§ Your instructions
Gather all lines in the data that hold the string "SIZE".

** start Input material **

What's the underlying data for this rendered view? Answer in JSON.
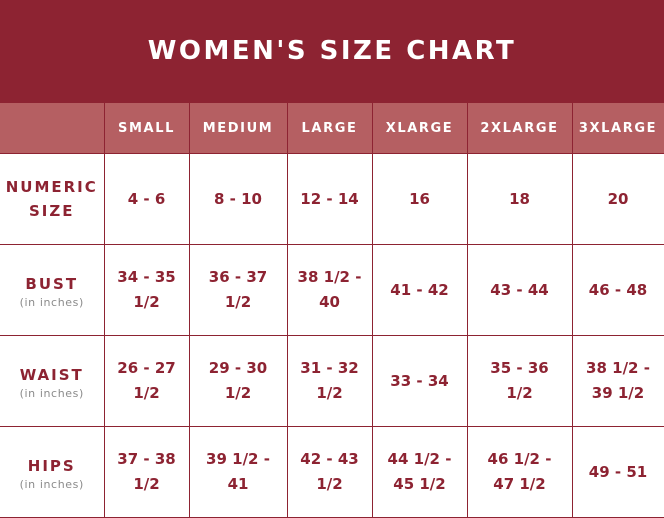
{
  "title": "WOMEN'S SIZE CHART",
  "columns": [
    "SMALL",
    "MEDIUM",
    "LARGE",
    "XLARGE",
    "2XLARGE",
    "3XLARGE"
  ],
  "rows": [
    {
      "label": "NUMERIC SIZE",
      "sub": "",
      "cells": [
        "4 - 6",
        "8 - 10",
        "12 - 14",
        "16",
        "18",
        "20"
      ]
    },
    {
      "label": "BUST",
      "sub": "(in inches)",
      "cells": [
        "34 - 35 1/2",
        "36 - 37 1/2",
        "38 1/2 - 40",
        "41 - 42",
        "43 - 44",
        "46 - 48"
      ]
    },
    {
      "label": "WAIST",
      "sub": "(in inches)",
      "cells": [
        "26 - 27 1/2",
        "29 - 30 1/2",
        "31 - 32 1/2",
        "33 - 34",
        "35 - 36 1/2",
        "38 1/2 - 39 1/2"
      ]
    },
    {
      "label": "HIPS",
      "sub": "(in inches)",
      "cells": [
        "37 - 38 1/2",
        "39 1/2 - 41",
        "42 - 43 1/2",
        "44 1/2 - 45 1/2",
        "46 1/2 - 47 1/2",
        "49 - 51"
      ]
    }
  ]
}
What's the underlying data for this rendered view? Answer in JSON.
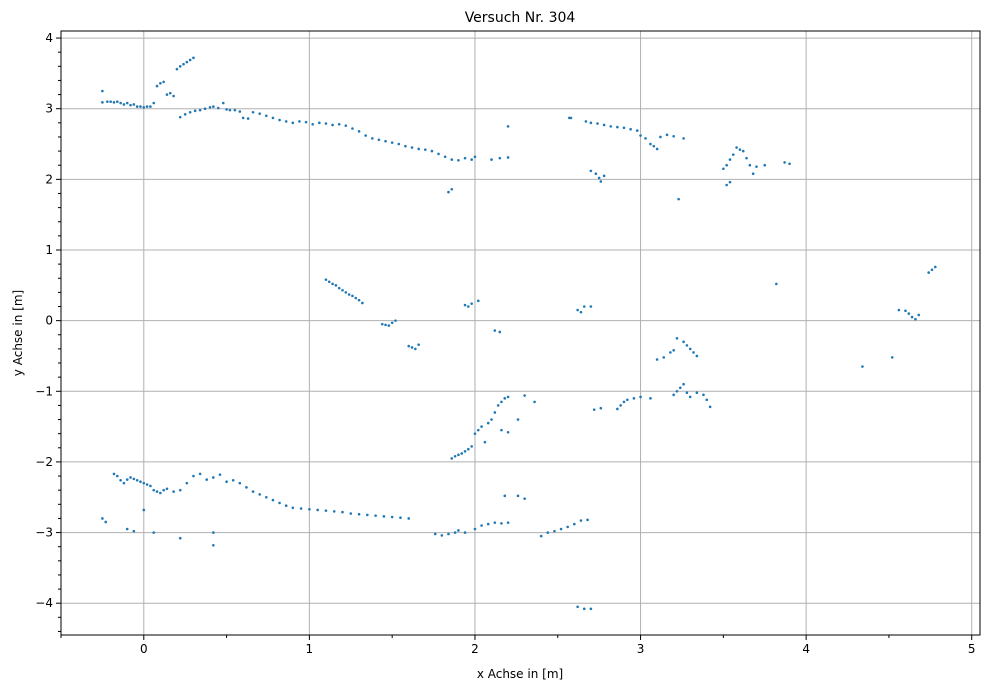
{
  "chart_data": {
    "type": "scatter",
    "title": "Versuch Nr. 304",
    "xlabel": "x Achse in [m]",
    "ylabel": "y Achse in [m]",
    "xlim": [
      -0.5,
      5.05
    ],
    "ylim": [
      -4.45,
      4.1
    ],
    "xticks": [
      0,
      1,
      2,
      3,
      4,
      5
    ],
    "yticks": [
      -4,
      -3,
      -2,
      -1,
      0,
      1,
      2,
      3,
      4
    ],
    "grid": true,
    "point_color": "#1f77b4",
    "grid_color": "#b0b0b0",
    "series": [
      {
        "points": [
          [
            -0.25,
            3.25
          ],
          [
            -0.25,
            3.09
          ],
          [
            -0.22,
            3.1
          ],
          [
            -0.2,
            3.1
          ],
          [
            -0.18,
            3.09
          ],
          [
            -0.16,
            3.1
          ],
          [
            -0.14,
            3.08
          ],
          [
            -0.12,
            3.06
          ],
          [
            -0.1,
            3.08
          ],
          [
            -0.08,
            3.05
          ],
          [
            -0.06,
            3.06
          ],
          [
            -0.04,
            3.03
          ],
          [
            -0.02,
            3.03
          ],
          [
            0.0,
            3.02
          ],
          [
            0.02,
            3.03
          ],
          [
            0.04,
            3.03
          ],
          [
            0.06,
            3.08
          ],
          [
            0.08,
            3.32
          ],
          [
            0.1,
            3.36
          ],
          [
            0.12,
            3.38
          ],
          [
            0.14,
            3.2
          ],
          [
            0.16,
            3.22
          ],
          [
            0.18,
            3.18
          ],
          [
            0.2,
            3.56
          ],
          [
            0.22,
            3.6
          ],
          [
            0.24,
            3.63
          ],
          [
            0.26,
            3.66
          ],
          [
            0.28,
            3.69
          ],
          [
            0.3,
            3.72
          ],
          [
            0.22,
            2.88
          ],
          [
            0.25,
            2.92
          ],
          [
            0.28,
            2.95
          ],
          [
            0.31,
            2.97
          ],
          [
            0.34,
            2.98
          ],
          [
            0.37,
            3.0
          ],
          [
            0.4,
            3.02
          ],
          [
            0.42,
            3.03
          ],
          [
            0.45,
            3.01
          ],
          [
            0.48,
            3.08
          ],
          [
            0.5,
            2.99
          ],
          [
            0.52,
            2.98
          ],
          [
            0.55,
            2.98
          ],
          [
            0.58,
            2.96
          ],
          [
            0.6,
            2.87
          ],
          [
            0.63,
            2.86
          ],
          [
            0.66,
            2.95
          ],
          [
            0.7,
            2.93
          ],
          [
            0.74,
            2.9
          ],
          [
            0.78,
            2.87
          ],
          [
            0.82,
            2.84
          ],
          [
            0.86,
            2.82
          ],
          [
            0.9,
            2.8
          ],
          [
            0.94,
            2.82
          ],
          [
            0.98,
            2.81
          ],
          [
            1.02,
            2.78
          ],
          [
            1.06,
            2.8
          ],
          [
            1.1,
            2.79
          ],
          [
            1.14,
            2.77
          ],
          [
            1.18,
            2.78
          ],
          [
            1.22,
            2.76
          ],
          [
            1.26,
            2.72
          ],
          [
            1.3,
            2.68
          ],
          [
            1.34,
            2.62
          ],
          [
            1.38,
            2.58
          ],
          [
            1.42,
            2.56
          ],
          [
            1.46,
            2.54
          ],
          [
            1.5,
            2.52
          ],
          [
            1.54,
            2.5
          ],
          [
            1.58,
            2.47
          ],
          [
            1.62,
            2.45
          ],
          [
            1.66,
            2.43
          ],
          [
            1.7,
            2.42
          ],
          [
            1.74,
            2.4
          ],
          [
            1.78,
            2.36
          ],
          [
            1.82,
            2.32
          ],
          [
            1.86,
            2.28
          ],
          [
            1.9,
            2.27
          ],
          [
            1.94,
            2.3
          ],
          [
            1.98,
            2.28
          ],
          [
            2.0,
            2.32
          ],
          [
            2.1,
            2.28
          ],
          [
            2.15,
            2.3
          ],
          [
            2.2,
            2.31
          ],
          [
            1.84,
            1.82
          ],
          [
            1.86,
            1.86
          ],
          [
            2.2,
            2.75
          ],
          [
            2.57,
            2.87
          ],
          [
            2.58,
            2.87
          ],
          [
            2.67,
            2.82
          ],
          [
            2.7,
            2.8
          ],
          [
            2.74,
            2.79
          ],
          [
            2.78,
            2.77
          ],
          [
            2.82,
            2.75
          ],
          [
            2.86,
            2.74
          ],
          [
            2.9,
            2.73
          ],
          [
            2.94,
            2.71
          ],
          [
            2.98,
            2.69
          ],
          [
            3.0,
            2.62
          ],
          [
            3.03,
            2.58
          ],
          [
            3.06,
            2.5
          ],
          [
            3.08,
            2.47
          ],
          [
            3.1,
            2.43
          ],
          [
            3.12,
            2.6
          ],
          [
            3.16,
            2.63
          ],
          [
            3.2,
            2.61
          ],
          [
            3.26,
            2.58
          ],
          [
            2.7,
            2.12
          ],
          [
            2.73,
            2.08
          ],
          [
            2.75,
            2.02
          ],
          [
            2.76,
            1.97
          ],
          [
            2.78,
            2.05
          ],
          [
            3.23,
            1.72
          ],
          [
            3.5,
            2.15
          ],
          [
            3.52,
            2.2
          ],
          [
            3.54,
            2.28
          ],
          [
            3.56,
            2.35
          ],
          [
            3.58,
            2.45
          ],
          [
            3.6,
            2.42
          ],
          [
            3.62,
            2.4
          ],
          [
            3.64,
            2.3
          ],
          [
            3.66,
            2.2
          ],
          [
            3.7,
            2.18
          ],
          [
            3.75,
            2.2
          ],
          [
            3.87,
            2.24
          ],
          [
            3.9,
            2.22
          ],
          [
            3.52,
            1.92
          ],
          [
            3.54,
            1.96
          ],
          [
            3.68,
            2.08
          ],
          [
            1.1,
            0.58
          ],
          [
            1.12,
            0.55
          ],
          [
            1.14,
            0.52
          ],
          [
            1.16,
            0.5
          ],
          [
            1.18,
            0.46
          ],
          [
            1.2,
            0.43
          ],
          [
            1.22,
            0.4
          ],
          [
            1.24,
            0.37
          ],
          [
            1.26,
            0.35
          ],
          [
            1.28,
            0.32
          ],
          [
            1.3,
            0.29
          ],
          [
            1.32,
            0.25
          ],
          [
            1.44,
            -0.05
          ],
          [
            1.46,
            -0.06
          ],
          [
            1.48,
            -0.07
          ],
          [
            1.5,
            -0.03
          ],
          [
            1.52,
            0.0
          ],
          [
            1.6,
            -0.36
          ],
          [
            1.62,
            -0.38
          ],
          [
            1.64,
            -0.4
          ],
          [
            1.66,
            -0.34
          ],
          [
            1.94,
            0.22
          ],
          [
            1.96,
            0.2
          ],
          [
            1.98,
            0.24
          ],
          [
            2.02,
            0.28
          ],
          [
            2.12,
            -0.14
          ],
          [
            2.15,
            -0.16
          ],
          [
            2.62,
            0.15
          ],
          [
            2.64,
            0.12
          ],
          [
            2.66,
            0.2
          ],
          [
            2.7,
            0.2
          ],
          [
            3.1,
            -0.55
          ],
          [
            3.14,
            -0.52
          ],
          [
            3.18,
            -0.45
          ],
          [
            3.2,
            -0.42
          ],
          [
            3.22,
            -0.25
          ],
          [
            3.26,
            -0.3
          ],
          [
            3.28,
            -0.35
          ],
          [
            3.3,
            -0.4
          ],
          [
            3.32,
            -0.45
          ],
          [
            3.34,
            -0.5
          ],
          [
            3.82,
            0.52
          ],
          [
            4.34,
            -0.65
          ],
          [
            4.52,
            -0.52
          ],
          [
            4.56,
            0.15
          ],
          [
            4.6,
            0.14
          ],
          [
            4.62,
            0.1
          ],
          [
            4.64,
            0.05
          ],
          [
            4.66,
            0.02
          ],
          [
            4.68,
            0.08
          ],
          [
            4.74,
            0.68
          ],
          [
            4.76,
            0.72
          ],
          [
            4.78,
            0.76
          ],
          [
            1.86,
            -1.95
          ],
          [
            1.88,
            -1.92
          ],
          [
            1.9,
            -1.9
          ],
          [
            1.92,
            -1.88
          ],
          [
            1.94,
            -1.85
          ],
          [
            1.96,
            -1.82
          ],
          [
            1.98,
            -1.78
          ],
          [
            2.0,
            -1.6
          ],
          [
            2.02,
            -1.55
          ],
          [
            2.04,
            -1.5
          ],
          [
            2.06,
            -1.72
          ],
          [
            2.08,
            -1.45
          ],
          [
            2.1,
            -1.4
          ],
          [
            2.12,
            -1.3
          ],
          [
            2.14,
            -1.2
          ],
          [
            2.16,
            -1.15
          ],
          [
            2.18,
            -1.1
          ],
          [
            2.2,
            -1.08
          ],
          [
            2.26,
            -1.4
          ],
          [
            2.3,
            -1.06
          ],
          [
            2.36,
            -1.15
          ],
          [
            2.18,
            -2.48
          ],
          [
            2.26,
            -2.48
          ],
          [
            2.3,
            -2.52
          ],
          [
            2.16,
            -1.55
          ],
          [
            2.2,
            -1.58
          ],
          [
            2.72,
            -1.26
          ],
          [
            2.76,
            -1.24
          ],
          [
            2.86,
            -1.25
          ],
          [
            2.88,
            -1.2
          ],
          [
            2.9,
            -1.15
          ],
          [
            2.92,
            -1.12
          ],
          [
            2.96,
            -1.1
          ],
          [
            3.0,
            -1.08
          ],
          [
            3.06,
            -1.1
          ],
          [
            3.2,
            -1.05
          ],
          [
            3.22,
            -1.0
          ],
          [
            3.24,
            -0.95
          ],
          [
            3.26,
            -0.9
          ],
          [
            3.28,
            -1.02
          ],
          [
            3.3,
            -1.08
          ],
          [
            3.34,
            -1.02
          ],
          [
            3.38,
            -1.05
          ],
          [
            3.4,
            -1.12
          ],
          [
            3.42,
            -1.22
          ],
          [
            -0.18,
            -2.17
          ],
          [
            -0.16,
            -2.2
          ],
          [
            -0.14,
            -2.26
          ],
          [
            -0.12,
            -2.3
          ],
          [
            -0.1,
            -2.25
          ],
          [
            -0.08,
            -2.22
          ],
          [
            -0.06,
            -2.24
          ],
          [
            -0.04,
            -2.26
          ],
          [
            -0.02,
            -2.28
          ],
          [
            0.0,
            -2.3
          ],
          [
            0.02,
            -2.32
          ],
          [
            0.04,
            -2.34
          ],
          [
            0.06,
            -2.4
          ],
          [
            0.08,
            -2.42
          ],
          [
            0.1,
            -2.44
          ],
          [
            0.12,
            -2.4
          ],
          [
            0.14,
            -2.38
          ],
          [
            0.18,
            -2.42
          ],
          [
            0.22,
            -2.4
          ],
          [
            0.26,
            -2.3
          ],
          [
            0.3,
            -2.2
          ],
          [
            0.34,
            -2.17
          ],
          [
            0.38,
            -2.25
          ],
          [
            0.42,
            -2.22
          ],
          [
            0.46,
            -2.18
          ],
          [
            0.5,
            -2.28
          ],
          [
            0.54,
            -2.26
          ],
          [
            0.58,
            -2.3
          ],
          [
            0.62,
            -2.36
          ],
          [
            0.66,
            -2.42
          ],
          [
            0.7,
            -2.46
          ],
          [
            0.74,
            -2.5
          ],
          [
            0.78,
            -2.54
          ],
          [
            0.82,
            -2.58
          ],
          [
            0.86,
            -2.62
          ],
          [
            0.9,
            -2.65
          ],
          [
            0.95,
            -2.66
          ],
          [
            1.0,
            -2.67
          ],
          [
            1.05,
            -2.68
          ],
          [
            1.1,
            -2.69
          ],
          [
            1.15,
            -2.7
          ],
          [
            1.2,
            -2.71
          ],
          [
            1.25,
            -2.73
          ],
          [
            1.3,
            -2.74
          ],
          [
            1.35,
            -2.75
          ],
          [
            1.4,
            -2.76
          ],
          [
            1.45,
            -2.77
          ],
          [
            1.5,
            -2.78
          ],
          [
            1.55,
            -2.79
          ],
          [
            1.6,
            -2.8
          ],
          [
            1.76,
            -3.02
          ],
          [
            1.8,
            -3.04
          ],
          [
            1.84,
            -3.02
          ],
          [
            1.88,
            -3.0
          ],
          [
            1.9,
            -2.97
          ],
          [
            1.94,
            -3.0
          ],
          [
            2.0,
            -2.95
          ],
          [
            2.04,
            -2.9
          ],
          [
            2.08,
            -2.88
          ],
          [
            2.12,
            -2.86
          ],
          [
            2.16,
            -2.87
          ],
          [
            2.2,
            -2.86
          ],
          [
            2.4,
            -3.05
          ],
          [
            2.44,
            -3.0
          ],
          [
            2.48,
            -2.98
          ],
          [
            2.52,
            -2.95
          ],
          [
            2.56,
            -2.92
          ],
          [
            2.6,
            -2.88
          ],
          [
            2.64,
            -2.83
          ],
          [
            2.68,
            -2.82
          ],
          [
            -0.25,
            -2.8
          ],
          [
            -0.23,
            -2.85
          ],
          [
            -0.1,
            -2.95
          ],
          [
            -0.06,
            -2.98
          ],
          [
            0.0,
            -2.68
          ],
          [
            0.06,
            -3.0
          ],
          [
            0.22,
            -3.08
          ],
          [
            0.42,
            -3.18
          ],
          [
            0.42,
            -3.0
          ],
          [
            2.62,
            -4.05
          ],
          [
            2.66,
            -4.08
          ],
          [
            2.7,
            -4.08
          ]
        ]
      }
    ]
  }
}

** end Input material **

§ Result
  "title": "WOMEN'S SIZE CHART",
      "label": "NUMERIC SIZE",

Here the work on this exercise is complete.